DATASET:
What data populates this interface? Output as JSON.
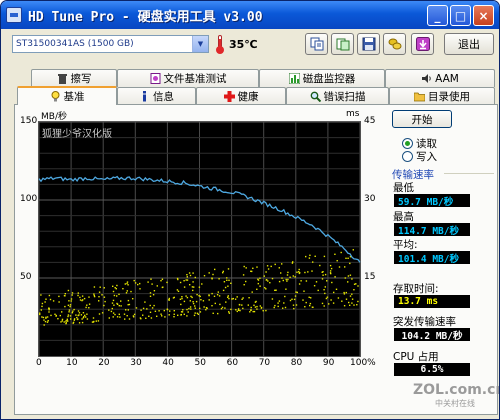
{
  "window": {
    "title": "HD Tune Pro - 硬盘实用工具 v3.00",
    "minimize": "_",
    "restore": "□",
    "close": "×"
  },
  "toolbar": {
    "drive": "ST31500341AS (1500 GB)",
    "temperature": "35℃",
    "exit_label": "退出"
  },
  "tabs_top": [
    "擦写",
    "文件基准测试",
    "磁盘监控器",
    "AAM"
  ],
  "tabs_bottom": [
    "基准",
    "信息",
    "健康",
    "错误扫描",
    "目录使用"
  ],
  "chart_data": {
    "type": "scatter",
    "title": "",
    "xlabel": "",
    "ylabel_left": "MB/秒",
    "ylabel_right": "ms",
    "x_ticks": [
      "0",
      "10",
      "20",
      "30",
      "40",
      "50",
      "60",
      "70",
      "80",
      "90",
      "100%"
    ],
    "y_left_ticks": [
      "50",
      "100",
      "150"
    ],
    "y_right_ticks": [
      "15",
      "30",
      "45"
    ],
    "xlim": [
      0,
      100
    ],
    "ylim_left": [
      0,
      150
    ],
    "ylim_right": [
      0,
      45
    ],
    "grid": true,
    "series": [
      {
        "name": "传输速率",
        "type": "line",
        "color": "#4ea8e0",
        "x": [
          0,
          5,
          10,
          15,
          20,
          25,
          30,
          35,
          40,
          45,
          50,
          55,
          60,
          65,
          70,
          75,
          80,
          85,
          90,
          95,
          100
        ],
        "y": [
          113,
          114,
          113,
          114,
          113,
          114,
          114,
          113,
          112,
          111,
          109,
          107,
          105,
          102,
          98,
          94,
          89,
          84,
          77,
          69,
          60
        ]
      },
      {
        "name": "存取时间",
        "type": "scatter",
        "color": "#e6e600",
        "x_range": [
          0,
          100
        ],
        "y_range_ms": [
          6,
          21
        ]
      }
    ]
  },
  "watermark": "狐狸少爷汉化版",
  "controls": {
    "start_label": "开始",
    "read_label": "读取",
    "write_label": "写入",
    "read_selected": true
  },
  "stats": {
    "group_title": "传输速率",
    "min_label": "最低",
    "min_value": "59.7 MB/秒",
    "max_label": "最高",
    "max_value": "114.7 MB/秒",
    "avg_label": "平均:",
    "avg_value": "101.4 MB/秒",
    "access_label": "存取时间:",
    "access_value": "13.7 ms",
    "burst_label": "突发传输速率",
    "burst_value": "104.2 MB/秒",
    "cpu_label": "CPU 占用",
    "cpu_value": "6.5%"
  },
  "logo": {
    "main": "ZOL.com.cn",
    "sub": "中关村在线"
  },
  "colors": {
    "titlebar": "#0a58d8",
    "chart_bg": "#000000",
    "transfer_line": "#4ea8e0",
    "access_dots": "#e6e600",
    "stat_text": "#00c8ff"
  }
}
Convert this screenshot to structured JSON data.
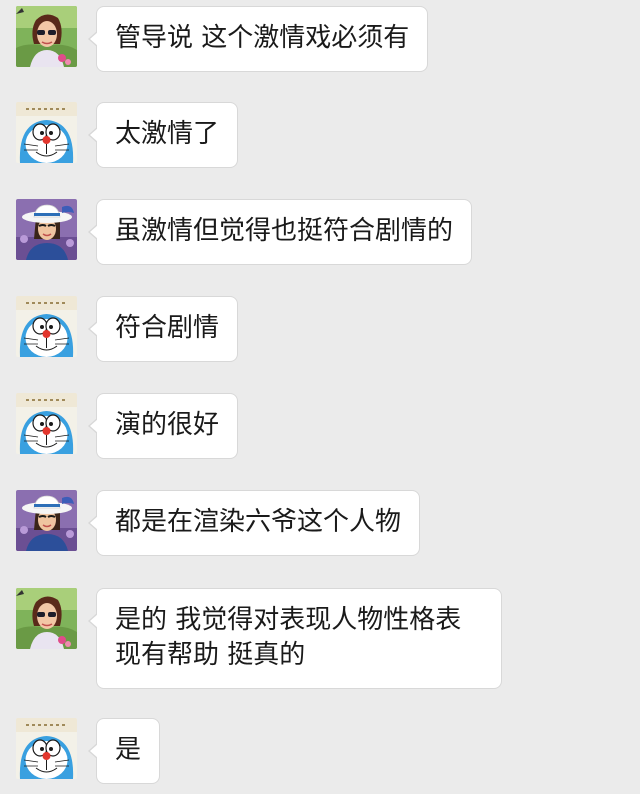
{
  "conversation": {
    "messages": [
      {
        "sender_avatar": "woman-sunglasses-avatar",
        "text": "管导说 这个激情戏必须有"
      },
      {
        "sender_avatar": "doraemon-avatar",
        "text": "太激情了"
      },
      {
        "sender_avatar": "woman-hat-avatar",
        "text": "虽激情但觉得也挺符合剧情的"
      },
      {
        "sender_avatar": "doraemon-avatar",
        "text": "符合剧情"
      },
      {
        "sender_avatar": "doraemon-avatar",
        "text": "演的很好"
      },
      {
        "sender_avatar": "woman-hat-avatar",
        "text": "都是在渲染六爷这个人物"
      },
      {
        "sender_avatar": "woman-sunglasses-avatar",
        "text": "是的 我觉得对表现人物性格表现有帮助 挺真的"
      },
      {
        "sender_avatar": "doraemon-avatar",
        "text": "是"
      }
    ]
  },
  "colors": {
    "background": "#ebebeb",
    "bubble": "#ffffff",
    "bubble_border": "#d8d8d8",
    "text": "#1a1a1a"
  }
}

REQUIREMENTS:
Except for the pictures, copy every line of the records above exactly.

EXERCISE RESPONSE:
What data populates this interface? Output as JSON.
{
  "window": {
    "title": "HD Tune Pro - 硬盘实用工具 v3.00",
    "minimize": "_",
    "restore": "□",
    "close": "×"
  },
  "toolbar": {
    "drive": "ST31500341AS (1500 GB)",
    "temperature": "35℃",
    "exit_label": "退出"
  },
  "tabs_top": [
    "擦写",
    "文件基准测试",
    "磁盘监控器",
    "AAM"
  ],
  "tabs_bottom": [
    "基准",
    "信息",
    "健康",
    "错误扫描",
    "目录使用"
  ],
  "chart_data": {
    "type": "scatter",
    "title": "",
    "xlabel": "",
    "ylabel_left": "MB/秒",
    "ylabel_right": "ms",
    "x_ticks": [
      "0",
      "10",
      "20",
      "30",
      "40",
      "50",
      "60",
      "70",
      "80",
      "90",
      "100%"
    ],
    "y_left_ticks": [
      "50",
      "100",
      "150"
    ],
    "y_right_ticks": [
      "15",
      "30",
      "45"
    ],
    "xlim": [
      0,
      100
    ],
    "ylim_left": [
      0,
      150
    ],
    "ylim_right": [
      0,
      45
    ],
    "grid": true,
    "series": [
      {
        "name": "传输速率",
        "type": "line",
        "color": "#4ea8e0",
        "x": [
          0,
          5,
          10,
          15,
          20,
          25,
          30,
          35,
          40,
          45,
          50,
          55,
          60,
          65,
          70,
          75,
          80,
          85,
          90,
          95,
          100
        ],
        "y": [
          113,
          114,
          113,
          114,
          113,
          114,
          114,
          113,
          112,
          111,
          109,
          107,
          105,
          102,
          98,
          94,
          89,
          84,
          77,
          69,
          60
        ]
      },
      {
        "name": "存取时间",
        "type": "scatter",
        "color": "#e6e600",
        "x_range": [
          0,
          100
        ],
        "y_range_ms": [
          6,
          21
        ]
      }
    ]
  },
  "watermark": "狐狸少爷汉化版",
  "controls": {
    "start_label": "开始",
    "read_label": "读取",
    "write_label": "写入",
    "read_selected": true
  },
  "stats": {
    "group_title": "传输速率",
    "min_label": "最低",
    "min_value": "59.7 MB/秒",
    "max_label": "最高",
    "max_value": "114.7 MB/秒",
    "avg_label": "平均:",
    "avg_value": "101.4 MB/秒",
    "access_label": "存取时间:",
    "access_value": "13.7 ms",
    "burst_label": "突发传输速率",
    "burst_value": "104.2 MB/秒",
    "cpu_label": "CPU 占用",
    "cpu_value": "6.5%"
  },
  "logo": {
    "main": "ZOL.com.cn",
    "sub": "中关村在线"
  },
  "colors": {
    "titlebar": "#0a58d8",
    "chart_bg": "#000000",
    "transfer_line": "#4ea8e0",
    "access_dots": "#e6e600",
    "stat_text": "#00c8ff"
  }
}
Convert this screenshot to structured JSON data.
{
  "conversation": {
    "messages": [
      {
        "sender_avatar": "woman-sunglasses-avatar",
        "text": "管导说 这个激情戏必须有"
      },
      {
        "sender_avatar": "doraemon-avatar",
        "text": "太激情了"
      },
      {
        "sender_avatar": "woman-hat-avatar",
        "text": "虽激情但觉得也挺符合剧情的"
      },
      {
        "sender_avatar": "doraemon-avatar",
        "text": "符合剧情"
      },
      {
        "sender_avatar": "doraemon-avatar",
        "text": "演的很好"
      },
      {
        "sender_avatar": "woman-hat-avatar",
        "text": "都是在渲染六爷这个人物"
      },
      {
        "sender_avatar": "woman-sunglasses-avatar",
        "text": "是的 我觉得对表现人物性格表现有帮助 挺真的"
      },
      {
        "sender_avatar": "doraemon-avatar",
        "text": "是"
      }
    ]
  },
  "colors": {
    "background": "#ebebeb",
    "bubble": "#ffffff",
    "bubble_border": "#d8d8d8",
    "text": "#1a1a1a"
  }
}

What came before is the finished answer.